• Task: Gather all lines from the material that contain "nagrywarki".

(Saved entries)
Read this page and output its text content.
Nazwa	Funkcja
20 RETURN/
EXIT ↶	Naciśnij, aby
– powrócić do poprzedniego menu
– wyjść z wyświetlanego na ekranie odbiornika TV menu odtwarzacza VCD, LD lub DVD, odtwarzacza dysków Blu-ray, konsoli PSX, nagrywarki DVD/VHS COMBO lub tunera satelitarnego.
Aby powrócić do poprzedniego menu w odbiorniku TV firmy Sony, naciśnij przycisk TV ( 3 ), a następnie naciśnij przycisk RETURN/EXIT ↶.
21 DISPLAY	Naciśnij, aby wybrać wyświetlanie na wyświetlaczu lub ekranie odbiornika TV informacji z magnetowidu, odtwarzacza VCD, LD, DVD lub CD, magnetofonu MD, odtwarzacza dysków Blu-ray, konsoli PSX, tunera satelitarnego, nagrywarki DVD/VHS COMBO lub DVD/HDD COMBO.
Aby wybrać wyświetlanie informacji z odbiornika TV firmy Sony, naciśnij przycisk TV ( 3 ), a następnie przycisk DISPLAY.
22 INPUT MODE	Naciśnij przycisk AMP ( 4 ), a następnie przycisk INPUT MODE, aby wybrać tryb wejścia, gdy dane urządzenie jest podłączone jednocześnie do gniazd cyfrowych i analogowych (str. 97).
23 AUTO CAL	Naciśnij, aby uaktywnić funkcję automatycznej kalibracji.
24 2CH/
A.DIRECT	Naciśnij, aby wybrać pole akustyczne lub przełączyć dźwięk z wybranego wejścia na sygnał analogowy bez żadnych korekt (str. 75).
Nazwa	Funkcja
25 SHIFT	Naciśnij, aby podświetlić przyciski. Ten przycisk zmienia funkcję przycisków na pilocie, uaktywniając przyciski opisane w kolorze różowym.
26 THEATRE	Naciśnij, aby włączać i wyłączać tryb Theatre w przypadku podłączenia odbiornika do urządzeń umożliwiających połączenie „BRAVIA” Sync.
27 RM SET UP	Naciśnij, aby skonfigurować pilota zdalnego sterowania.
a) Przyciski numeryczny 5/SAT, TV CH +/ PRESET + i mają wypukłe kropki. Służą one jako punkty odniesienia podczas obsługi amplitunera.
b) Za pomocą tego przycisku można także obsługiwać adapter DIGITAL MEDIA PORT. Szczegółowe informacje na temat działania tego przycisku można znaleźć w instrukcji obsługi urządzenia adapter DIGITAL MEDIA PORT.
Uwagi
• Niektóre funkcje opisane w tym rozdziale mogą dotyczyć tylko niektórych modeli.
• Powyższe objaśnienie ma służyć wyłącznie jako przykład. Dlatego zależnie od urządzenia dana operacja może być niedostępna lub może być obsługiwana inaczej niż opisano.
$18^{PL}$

• Completed exercise:
– wyjść z wyświetlanego na ekranie odbiornika TV menu odtwarzacza VCD, LD lub DVD, odtwarzacza dysków Blu-ray, konsoli PSX, nagrywarki DVD/VHS COMBO lub tunera satelitarnego.
21 DISPLAY	Naciśnij, aby wybrać wyświetlanie na wyświetlaczu lub ekranie odbiornika TV informacji z magnetowidu, odtwarzacza VCD, LD, DVD lub CD, magnetofonu MD, odtwarzacza dysków Blu-ray, konsoli PSX, tunera satelitarnego, nagrywarki DVD/VHS COMBO lub DVD/HDD COMBO.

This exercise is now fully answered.